WHAT IS EXPECTED: Continue the passage about the Syfy pay television channels, starting right after its final sentence.

SELECTED EXTRACT:
***
Syfy (in some countries named Sci Fi) is a family of pay television channels that broadcast programming owned or licensed by entertainment NBCUniversal around the world using the Syfy brand which is focused on science fiction, fantasy, horror, supernatural and paranormal programming. The first such channel was launched in the United States on September 24, 1992. It was originally named "Sci-Fi Channel". In 1995 it kicked off in the United Kingdom, followed by the Netherlands and Belgium in 1996.
***
DATA SHOWN:
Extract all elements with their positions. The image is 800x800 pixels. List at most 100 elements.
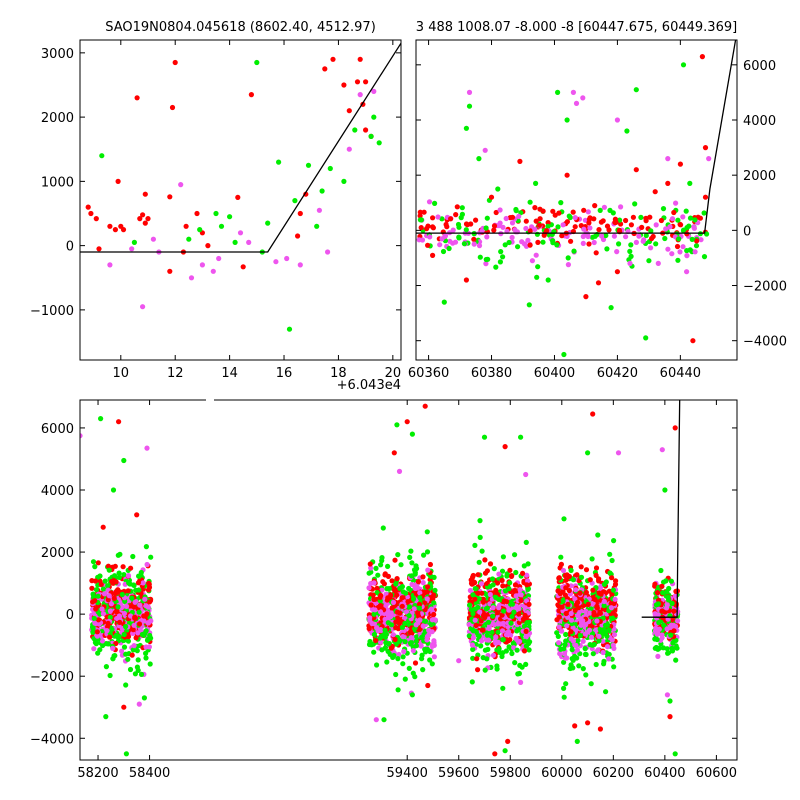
***
TASK RESPONSE:
The name Syfy was officially adopted on July 7, 2009, and most were renamed Syfy Universal by 2010. Exceptions to this renaming scheme included Syfy USA, Syfy Germany, Syfy France, Syfy Latin America, Syfy Spain, Syfy Portugal and future Syfy Channels in Cyprus, Nordic countries, South Africa, Turkey and now defunct and replaced SF Australia (formerly Sci Fi Channel Australia) and Syfy UK. The Sci Fi Channels in Poland, Serbia, Slovenia and future Sci Fi Channels in Austria, Baltic countries, Bulgaria, the Czech Republic, Greece, Hungary, Italy, Malta, Slovakia and now defunct Sci Fi Channel in Romania and Russia, became Sci Fi Universal due to syfy having a profane meaning in Polish. In 2017 the channel got rebranded but the  Universal suffix was already dropped.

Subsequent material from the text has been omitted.